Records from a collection
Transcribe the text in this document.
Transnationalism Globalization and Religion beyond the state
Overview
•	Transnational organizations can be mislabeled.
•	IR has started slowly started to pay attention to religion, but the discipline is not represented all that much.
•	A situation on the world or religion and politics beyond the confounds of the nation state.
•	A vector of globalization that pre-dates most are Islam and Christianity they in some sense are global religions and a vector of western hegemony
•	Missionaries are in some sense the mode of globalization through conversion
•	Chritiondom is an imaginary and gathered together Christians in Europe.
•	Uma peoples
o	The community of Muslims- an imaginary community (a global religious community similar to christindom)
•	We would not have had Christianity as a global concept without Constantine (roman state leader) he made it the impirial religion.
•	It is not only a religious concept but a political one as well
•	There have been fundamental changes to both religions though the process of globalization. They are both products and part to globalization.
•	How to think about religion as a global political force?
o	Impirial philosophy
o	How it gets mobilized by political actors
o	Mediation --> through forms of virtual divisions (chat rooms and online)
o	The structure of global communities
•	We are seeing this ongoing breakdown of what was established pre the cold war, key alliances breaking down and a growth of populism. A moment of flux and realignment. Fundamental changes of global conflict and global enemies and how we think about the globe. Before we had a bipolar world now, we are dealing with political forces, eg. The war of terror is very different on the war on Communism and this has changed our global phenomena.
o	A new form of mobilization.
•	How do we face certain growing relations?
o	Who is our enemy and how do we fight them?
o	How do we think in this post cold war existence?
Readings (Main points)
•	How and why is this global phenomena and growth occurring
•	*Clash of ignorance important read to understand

**What the exercise asks**
Look over the material above and show each line where "growth" appears.

**Reply to the task**
•	We are seeing this ongoing breakdown of what was established pre the cold war, key alliances breaking down and a growth of populism. A moment of flux and realignment. Fundamental changes of global conflict and global enemies and how we think about the globe. Before we had a bipolar world now, we are dealing with political forces, eg. The war of terror is very different on the war on Communism and this has changed our global phenomena.
•	How and why is this global phenomena and growth occurring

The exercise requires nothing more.